- **TASK DIRECTIONS**:
Rewrite the lines from the first one through the line containing "svg-text:J': J' [94,131,99,138]", renaming "screenshot" to "rendered page" and leaving everything else as it is.

— Start of MATERIAL FOR THIS EXERCISE —

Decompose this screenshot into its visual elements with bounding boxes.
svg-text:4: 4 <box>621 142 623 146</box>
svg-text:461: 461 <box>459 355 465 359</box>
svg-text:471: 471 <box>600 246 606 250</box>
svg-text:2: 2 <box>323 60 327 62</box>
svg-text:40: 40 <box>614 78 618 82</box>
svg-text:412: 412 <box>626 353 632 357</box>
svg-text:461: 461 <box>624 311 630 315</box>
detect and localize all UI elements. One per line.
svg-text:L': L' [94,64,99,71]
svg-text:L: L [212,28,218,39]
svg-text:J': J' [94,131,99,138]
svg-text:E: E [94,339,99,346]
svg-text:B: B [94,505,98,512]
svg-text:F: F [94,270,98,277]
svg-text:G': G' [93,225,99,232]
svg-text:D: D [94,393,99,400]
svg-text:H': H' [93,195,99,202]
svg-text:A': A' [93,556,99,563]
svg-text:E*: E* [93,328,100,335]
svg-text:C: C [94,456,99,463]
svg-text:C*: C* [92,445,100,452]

— End of MATERIAL FOR THIS EXERCISE —

- **THE ANSWER**:
Decompose this rendered page into its visual elements with bounding boxes.
svg-text:4: 4 <box>621 142 623 146</box>
svg-text:461: 461 <box>459 355 465 359</box>
svg-text:471: 471 <box>600 246 606 250</box>
svg-text:2: 2 <box>323 60 327 62</box>
svg-text:40: 40 <box>614 78 618 82</box>
svg-text:412: 412 <box>626 353 632 357</box>
svg-text:461: 461 <box>624 311 630 315</box>
detect and localize all UI elements. One per line.
svg-text:L': L' [94,64,99,71]
svg-text:L: L [212,28,218,39]
svg-text:J': J' [94,131,99,138]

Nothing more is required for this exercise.